▶ _Exercise instructions_
Count each line in which the word "content" appears. Reply with the total and nothing more.
================
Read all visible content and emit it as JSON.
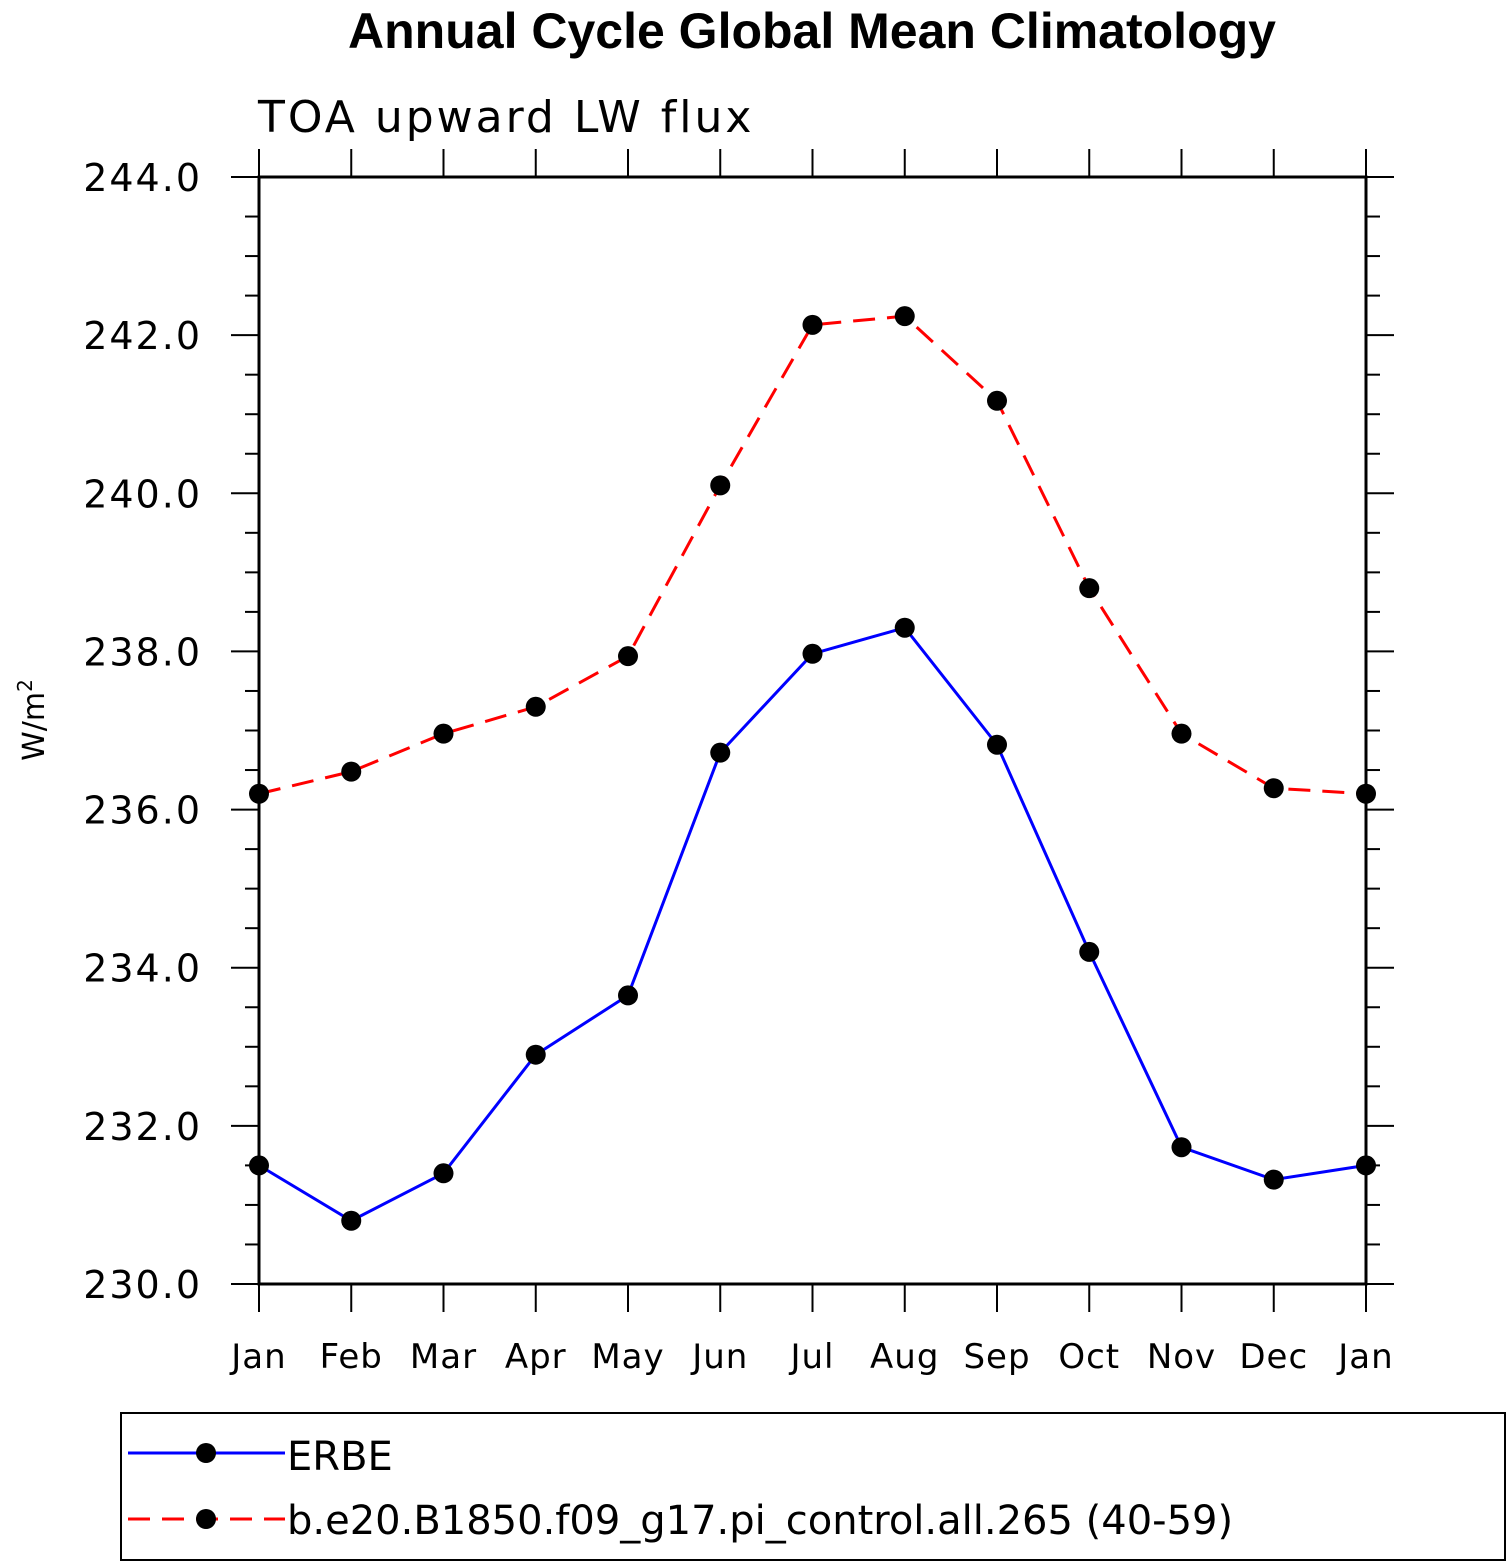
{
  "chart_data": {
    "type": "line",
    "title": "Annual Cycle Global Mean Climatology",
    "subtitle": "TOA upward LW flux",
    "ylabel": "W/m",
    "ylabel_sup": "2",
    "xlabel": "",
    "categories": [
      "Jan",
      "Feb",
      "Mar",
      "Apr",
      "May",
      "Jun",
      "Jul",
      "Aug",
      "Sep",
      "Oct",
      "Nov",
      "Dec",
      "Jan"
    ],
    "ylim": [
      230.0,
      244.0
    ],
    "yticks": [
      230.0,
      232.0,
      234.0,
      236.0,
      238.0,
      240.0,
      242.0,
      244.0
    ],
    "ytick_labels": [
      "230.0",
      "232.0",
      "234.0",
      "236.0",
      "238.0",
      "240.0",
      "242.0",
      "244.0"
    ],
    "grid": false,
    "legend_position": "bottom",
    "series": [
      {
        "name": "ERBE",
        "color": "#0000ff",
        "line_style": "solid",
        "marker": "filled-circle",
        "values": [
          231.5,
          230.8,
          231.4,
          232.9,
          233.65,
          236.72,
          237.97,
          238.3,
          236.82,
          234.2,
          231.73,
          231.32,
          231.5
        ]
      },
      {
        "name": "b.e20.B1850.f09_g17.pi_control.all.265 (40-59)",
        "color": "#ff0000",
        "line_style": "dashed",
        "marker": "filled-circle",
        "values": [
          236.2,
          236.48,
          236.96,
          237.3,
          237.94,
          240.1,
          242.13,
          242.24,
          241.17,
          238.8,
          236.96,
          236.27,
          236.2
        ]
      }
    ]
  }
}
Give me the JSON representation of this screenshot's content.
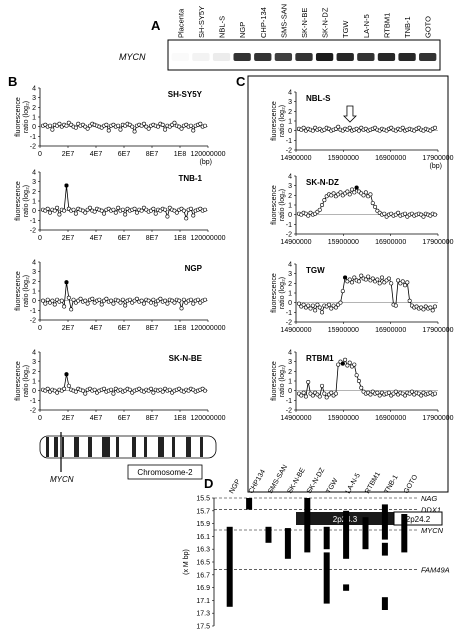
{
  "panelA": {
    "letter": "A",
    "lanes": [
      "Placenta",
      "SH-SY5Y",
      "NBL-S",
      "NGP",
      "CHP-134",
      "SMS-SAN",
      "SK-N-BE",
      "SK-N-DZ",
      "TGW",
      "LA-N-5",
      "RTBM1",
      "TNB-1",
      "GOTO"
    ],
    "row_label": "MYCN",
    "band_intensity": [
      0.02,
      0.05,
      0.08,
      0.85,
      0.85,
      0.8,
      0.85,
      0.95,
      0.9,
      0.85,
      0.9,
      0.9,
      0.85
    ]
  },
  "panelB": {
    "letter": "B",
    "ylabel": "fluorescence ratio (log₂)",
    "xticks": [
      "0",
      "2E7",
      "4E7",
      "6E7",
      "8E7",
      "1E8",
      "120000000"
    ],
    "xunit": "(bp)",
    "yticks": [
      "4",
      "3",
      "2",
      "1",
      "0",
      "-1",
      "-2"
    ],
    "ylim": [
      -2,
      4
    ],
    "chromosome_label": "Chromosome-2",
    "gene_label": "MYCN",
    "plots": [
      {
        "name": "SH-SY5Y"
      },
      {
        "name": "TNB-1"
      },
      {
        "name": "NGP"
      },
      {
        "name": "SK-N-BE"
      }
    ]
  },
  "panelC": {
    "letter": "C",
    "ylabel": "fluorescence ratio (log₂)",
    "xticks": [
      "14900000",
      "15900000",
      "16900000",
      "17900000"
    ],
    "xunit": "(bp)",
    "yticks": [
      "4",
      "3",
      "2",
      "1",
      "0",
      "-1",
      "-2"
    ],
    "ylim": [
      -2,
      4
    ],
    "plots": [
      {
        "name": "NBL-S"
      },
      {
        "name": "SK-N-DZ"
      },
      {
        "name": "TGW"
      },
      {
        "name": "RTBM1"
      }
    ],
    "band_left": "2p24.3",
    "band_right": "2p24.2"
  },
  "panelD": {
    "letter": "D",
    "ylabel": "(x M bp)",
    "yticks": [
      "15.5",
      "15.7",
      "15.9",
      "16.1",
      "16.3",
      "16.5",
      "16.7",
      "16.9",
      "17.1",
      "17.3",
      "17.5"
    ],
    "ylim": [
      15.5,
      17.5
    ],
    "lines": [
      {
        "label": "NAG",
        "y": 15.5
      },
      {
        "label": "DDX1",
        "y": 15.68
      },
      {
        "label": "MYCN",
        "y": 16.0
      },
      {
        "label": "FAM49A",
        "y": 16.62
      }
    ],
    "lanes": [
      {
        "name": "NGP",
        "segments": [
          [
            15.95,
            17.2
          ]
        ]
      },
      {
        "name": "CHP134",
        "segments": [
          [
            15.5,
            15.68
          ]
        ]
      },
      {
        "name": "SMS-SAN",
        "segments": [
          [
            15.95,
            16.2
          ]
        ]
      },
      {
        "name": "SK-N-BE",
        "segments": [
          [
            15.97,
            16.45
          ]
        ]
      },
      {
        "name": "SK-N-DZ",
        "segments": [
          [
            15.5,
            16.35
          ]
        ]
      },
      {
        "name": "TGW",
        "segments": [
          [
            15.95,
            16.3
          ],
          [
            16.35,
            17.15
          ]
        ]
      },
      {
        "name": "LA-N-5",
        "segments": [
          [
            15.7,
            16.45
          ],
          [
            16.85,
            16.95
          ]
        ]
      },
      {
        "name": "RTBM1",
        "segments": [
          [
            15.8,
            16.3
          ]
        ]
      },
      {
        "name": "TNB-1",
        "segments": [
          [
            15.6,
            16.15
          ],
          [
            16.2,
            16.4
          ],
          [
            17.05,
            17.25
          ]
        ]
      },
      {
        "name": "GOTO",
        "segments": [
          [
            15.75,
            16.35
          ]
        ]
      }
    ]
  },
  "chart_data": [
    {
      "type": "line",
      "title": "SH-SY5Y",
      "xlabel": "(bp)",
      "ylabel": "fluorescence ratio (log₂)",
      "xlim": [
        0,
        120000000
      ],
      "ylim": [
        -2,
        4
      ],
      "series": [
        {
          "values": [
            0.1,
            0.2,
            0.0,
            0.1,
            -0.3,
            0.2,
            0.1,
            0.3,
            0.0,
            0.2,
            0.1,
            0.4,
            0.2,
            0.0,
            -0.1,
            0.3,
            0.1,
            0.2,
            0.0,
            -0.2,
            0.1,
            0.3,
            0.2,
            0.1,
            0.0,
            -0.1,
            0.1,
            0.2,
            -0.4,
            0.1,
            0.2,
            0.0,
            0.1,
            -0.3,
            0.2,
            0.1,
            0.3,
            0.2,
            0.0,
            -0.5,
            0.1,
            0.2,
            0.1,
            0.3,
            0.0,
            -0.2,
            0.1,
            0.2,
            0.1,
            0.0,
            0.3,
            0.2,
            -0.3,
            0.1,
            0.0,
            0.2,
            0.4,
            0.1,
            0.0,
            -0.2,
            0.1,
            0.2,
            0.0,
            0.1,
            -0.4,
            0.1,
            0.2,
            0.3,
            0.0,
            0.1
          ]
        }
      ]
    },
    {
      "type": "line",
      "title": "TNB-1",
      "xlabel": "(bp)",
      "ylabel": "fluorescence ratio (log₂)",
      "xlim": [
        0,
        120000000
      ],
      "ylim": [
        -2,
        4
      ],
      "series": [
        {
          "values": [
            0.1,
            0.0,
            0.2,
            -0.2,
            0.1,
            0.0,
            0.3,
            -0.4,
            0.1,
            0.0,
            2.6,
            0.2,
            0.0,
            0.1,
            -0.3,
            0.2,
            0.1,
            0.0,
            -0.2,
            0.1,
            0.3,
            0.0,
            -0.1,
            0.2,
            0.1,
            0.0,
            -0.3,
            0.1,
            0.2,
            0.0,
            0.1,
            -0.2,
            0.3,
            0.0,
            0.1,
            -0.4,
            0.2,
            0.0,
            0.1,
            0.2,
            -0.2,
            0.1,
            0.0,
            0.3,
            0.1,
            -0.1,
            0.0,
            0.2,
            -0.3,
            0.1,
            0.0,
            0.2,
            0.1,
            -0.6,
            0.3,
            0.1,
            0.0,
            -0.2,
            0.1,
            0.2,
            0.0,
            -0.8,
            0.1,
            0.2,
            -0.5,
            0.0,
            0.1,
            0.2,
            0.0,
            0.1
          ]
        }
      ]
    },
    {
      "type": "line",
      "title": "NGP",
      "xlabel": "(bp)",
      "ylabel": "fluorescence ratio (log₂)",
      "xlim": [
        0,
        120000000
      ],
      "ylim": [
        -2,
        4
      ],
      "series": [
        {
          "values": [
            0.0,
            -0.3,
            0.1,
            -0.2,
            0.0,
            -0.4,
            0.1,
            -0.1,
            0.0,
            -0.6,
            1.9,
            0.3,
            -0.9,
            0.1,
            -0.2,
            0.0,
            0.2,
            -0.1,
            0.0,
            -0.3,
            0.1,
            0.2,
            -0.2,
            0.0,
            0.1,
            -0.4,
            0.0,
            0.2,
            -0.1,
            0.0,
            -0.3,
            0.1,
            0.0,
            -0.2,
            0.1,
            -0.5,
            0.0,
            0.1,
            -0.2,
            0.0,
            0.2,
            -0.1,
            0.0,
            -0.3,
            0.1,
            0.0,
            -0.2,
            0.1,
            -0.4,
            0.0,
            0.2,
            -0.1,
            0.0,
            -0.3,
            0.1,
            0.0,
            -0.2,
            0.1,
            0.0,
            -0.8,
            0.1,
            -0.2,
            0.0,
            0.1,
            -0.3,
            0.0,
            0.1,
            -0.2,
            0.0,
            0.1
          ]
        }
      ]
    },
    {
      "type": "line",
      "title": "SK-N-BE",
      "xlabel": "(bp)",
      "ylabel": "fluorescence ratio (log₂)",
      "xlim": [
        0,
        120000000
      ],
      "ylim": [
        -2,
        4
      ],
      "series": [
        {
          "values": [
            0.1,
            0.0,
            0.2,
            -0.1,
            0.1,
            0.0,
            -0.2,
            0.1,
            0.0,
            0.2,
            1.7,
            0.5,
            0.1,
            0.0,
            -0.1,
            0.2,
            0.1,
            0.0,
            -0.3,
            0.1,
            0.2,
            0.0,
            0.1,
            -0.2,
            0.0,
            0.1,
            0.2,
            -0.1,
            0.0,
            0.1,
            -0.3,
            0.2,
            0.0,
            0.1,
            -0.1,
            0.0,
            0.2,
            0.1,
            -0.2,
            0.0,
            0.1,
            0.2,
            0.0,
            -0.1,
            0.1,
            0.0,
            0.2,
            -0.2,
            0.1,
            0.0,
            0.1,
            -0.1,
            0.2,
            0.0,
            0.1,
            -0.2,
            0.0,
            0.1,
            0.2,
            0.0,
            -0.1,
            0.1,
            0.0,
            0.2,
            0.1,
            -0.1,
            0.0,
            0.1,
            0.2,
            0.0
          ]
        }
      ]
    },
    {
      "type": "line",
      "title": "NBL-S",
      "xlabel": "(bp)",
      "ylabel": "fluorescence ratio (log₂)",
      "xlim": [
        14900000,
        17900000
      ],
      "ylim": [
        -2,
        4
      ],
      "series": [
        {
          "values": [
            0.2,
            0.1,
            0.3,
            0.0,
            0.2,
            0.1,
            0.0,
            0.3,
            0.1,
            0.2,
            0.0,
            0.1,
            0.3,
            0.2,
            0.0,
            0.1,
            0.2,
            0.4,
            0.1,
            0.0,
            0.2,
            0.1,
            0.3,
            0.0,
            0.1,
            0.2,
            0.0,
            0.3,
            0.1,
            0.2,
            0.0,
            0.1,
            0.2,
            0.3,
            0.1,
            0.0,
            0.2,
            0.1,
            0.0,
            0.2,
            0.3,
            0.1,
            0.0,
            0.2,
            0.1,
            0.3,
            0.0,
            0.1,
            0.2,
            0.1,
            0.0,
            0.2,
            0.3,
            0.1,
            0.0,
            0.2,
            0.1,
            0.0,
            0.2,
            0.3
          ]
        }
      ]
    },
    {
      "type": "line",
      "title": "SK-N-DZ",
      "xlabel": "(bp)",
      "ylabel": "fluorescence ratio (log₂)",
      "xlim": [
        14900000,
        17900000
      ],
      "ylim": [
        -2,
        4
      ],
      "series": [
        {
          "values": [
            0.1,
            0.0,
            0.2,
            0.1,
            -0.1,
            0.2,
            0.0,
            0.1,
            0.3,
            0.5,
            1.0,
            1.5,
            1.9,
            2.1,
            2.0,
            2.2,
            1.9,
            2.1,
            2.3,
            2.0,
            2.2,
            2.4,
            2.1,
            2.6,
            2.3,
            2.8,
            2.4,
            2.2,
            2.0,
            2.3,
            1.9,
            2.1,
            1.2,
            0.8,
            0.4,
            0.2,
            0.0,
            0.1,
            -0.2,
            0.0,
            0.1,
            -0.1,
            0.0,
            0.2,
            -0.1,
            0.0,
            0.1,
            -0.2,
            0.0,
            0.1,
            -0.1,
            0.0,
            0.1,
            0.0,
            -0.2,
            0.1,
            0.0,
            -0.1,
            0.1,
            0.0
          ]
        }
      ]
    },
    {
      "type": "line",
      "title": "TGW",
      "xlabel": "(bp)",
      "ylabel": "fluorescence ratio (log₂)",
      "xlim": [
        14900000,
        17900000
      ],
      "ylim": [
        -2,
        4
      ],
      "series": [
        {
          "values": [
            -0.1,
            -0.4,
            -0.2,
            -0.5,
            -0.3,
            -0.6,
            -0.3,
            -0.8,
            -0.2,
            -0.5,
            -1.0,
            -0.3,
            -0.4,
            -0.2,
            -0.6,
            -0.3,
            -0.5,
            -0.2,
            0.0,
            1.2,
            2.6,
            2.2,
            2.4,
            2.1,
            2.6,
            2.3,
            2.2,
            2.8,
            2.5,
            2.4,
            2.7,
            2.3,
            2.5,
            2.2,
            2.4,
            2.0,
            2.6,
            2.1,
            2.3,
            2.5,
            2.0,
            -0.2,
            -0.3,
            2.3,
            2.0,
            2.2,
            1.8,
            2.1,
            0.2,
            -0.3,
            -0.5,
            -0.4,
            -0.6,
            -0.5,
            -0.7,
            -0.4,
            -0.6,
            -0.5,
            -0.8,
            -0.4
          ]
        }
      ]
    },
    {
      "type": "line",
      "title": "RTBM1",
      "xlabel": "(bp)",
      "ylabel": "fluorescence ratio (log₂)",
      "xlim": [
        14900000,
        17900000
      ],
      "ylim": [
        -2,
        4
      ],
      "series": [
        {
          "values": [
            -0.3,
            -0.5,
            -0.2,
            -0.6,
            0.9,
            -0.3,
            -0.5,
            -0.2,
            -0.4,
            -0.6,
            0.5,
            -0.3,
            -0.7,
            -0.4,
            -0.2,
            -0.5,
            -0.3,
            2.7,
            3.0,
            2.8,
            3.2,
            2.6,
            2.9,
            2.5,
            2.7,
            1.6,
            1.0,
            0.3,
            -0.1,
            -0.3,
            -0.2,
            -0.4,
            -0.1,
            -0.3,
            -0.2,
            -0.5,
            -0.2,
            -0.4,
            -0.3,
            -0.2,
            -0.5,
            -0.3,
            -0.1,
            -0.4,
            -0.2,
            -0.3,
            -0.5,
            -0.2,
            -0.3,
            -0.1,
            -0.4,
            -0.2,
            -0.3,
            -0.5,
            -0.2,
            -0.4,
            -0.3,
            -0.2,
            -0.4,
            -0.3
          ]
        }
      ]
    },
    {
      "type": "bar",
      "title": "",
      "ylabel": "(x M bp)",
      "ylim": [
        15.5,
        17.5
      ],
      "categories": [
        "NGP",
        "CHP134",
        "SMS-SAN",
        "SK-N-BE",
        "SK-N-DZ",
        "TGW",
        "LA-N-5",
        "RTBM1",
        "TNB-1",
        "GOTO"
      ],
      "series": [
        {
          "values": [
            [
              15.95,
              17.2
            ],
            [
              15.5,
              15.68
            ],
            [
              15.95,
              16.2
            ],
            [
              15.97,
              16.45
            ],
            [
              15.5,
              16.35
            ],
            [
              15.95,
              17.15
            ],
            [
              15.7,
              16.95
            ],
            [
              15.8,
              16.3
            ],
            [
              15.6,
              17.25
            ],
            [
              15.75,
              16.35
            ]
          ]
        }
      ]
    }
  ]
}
================
▶ _Result of the exercise_
2